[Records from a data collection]
▼▼▼

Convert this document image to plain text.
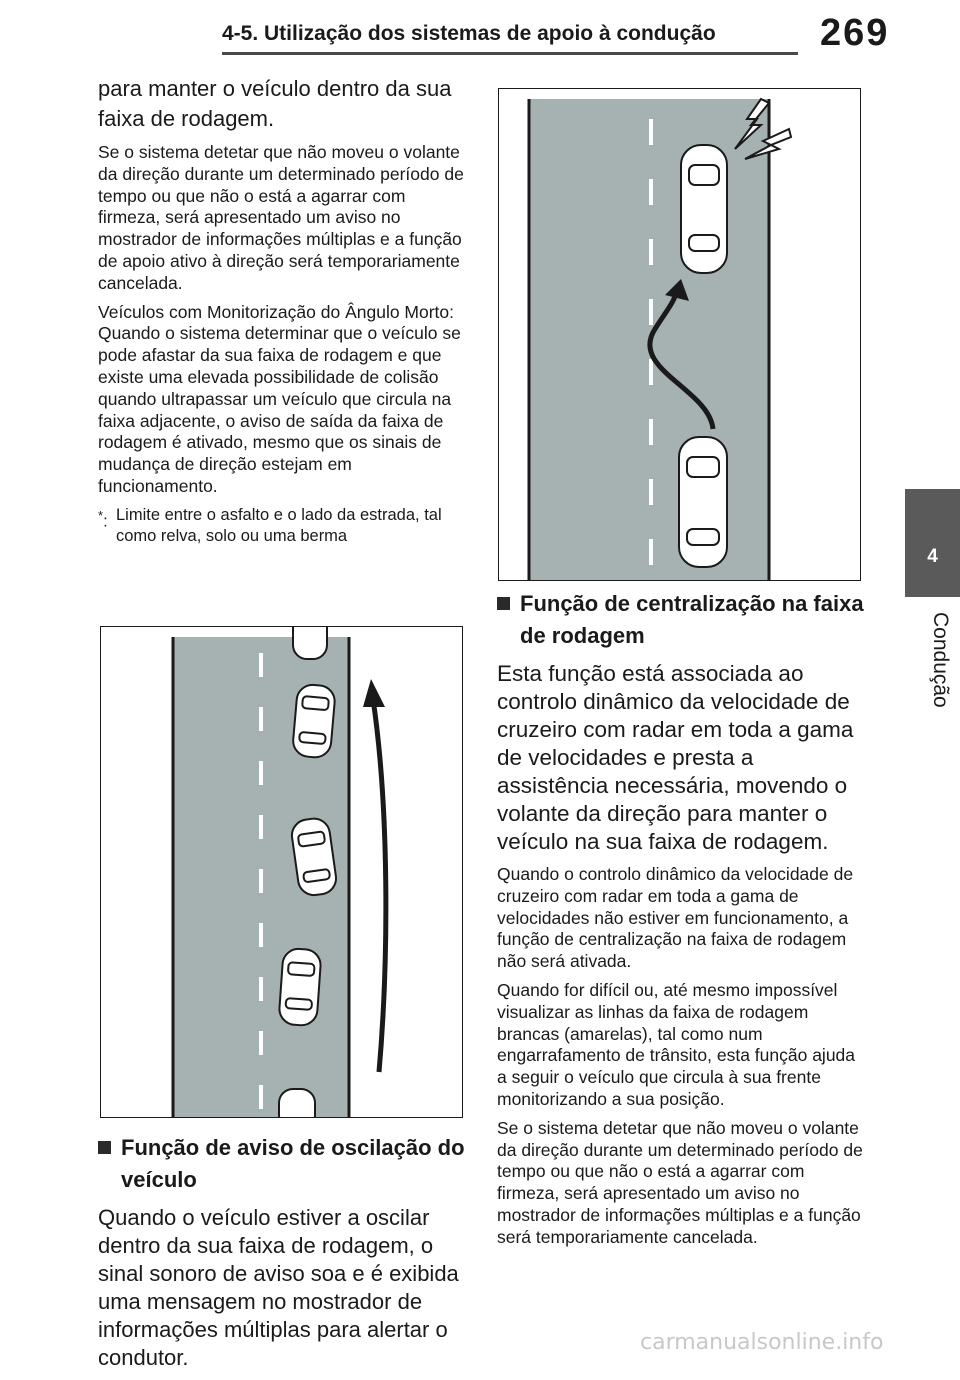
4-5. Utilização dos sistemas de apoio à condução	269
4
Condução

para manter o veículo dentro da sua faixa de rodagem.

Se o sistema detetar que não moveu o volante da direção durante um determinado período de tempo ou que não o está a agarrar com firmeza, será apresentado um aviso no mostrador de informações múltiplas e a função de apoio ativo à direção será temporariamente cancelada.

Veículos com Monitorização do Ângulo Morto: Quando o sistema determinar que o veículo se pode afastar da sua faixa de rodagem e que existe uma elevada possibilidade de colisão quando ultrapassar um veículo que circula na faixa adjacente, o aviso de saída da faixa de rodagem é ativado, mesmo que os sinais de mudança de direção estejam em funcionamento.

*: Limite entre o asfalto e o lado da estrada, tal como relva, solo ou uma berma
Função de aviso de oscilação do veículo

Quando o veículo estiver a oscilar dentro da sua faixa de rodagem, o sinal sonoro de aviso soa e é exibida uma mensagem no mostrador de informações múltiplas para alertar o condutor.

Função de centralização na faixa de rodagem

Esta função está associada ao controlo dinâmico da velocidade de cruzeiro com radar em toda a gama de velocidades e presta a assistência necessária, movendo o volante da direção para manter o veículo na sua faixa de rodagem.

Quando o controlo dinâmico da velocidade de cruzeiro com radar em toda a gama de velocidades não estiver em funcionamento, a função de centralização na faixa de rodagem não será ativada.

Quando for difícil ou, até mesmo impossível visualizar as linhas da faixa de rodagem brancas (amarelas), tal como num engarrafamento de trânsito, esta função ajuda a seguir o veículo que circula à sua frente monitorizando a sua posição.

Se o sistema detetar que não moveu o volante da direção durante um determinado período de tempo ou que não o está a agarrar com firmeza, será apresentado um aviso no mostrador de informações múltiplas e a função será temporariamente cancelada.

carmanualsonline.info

▲▲▲

- INSTRUCTIONS TO FOLLOW
Go through the records and show every line with the string "centralização" in it.

- EXERCISE ANSWER
Função de centralização na faixa de rodagem
Quando o controlo dinâmico da velocidade de cruzeiro com radar em toda a gama de velocidades não estiver em funcionamento, a função de centralização na faixa de rodagem não será ativada.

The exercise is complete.